# REQUIRED TASK:
Could you quote, exactly as they stand, the lines running from the one with "Read this page and output its text content." to the final line of the material?

.....

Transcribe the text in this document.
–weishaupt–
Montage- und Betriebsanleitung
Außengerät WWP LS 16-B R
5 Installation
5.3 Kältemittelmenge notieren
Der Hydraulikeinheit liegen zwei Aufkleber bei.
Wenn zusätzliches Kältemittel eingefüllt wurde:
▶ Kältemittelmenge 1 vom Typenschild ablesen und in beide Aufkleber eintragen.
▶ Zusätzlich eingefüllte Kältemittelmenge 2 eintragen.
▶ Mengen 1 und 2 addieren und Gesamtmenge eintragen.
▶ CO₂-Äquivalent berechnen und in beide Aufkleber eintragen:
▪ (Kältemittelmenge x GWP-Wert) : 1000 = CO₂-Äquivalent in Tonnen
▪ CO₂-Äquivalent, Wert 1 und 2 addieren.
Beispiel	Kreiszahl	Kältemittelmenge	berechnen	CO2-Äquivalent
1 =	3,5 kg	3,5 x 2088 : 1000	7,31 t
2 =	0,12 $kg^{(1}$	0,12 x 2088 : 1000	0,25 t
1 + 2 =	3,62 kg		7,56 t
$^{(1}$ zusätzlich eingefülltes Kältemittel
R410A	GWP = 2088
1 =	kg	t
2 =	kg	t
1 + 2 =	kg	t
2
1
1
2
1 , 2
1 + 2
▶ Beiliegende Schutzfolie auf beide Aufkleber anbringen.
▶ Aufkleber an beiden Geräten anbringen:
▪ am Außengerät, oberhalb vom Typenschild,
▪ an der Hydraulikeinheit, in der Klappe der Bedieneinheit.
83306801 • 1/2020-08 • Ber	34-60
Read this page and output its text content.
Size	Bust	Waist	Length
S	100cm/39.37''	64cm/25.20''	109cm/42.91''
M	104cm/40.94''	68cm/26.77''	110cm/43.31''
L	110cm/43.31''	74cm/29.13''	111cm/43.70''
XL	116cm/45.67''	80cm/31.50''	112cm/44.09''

.....

# FINISHED ANSWER:
Read this page and output its text content.
Size	Bust	Waist	Length
S	100cm/39.37''	64cm/25.20''	109cm/42.91''
M	104cm/40.94''	68cm/26.77''	110cm/43.31''
L	110cm/43.31''	74cm/29.13''	111cm/43.70''
XL	116cm/45.67''	80cm/31.50''	112cm/44.09''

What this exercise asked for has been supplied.